*WORK TO DO*
Every line of the material below must be repeated exactly.

*GIVEN RECORDS*
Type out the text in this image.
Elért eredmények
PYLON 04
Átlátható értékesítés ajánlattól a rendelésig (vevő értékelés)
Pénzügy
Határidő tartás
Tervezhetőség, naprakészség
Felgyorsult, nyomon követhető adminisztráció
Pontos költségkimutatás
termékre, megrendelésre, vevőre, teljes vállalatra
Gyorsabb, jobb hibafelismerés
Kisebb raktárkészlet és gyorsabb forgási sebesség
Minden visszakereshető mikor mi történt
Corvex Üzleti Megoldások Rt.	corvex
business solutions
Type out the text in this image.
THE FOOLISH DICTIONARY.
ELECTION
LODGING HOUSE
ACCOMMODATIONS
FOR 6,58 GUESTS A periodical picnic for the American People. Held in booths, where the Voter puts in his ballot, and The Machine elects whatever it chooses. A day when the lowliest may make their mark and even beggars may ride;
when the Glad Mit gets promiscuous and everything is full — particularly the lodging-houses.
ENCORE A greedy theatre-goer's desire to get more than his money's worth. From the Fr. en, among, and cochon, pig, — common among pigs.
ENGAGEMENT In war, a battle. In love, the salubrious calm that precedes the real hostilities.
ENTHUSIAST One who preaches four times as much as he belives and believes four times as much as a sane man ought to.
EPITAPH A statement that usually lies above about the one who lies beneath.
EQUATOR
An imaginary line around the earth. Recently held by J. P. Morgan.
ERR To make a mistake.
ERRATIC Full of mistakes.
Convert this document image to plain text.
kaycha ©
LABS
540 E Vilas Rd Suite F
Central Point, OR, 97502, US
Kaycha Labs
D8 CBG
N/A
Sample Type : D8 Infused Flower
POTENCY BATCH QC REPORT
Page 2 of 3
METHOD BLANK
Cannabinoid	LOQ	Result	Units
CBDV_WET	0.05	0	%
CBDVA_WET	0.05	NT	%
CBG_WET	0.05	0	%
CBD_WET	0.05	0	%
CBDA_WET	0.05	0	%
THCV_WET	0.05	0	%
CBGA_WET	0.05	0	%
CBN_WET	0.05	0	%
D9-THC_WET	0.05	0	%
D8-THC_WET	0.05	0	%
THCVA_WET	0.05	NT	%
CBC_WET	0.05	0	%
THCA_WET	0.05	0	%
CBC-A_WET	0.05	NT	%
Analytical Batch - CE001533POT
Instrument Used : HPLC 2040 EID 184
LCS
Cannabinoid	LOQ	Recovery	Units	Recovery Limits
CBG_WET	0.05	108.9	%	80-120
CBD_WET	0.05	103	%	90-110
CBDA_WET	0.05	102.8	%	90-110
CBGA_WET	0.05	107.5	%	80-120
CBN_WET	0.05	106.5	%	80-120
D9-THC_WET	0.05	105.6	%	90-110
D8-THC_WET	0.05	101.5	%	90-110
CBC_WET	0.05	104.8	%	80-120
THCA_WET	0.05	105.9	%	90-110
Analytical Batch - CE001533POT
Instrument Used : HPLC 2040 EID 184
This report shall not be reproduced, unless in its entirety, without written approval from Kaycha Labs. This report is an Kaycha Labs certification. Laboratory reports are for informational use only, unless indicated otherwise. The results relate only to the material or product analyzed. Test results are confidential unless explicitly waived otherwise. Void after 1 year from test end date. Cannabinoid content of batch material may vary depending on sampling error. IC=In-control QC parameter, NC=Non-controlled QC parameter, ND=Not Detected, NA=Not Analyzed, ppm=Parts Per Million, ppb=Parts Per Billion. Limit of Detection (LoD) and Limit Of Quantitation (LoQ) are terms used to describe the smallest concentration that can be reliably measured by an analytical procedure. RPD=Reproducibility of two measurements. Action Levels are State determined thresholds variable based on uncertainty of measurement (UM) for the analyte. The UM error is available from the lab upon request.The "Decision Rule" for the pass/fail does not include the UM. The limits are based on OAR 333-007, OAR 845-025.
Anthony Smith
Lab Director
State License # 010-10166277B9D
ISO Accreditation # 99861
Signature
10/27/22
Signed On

*WORKED SOLUTION*
Type out the text in this image.
Elért eredmények
PYLON 04
Átlátható értékesítés ajánlattól a rendelésig (vevő értékelés)
Pénzügy
Határidő tartás
Tervezhetőség, naprakészség
Felgyorsult, nyomon követhető adminisztráció
Pontos költségkimutatás
termékre, megrendelésre, vevőre, teljes vállalatra
Gyorsabb, jobb hibafelismerés
Kisebb raktárkészlet és gyorsabb forgási sebesség
Minden visszakereshető mikor mi történt
Corvex Üzleti Megoldások Rt.	corvex
business solutions
Type out the text in this image.
THE FOOLISH DICTIONARY.
ELECTION
LODGING HOUSE
ACCOMMODATIONS
FOR 6,58 GUESTS A periodical picnic for the American People. Held in booths, where the Voter puts in his ballot, and The Machine elects whatever it chooses. A day when the lowliest may make their mark and even beggars may ride;
when the Glad Mit gets promiscuous and everything is full — particularly the lodging-houses.
ENCORE A greedy theatre-goer's desire to get more than his money's worth. From the Fr. en, among, and cochon, pig, — common among pigs.
ENGAGEMENT In war, a battle. In love, the salubrious calm that precedes the real hostilities.
ENTHUSIAST One who preaches four times as much as he belives and believes four times as much as a sane man ought to.
EPITAPH A statement that usually lies above about the one who lies beneath.
EQUATOR
An imaginary line around the earth. Recently held by J. P. Morgan.
ERR To make a mistake.
ERRATIC Full of mistakes.
Convert this document image to plain text.
kaycha ©
LABS
540 E Vilas Rd Suite F
Central Point, OR, 97502, US
Kaycha Labs
D8 CBG
N/A
Sample Type : D8 Infused Flower
POTENCY BATCH QC REPORT
Page 2 of 3
METHOD BLANK
Cannabinoid	LOQ	Result	Units
CBDV_WET	0.05	0	%
CBDVA_WET	0.05	NT	%
CBG_WET	0.05	0	%
CBD_WET	0.05	0	%
CBDA_WET	0.05	0	%
THCV_WET	0.05	0	%
CBGA_WET	0.05	0	%
CBN_WET	0.05	0	%
D9-THC_WET	0.05	0	%
D8-THC_WET	0.05	0	%
THCVA_WET	0.05	NT	%
CBC_WET	0.05	0	%
THCA_WET	0.05	0	%
CBC-A_WET	0.05	NT	%
Analytical Batch - CE001533POT
Instrument Used : HPLC 2040 EID 184
LCS
Cannabinoid	LOQ	Recovery	Units	Recovery Limits
CBG_WET	0.05	108.9	%	80-120
CBD_WET	0.05	103	%	90-110
CBDA_WET	0.05	102.8	%	90-110
CBGA_WET	0.05	107.5	%	80-120
CBN_WET	0.05	106.5	%	80-120
D9-THC_WET	0.05	105.6	%	90-110
D8-THC_WET	0.05	101.5	%	90-110
CBC_WET	0.05	104.8	%	80-120
THCA_WET	0.05	105.9	%	90-110
Analytical Batch - CE001533POT
Instrument Used : HPLC 2040 EID 184
This report shall not be reproduced, unless in its entirety, without written approval from Kaycha Labs. This report is an Kaycha Labs certification. Laboratory reports are for informational use only, unless indicated otherwise. The results relate only to the material or product analyzed. Test results are confidential unless explicitly waived otherwise. Void after 1 year from test end date. Cannabinoid content of batch material may vary depending on sampling error. IC=In-control QC parameter, NC=Non-controlled QC parameter, ND=Not Detected, NA=Not Analyzed, ppm=Parts Per Million, ppb=Parts Per Billion. Limit of Detection (LoD) and Limit Of Quantitation (LoQ) are terms used to describe the smallest concentration that can be reliably measured by an analytical procedure. RPD=Reproducibility of two measurements. Action Levels are State determined thresholds variable based on uncertainty of measurement (UM) for the analyte. The UM error is available from the lab upon request.The "Decision Rule" for the pass/fail does not include the UM. The limits are based on OAR 333-007, OAR 845-025.
Anthony Smith
Lab Director
State License # 010-10166277B9D
ISO Accreditation # 99861
Signature
10/27/22
Signed On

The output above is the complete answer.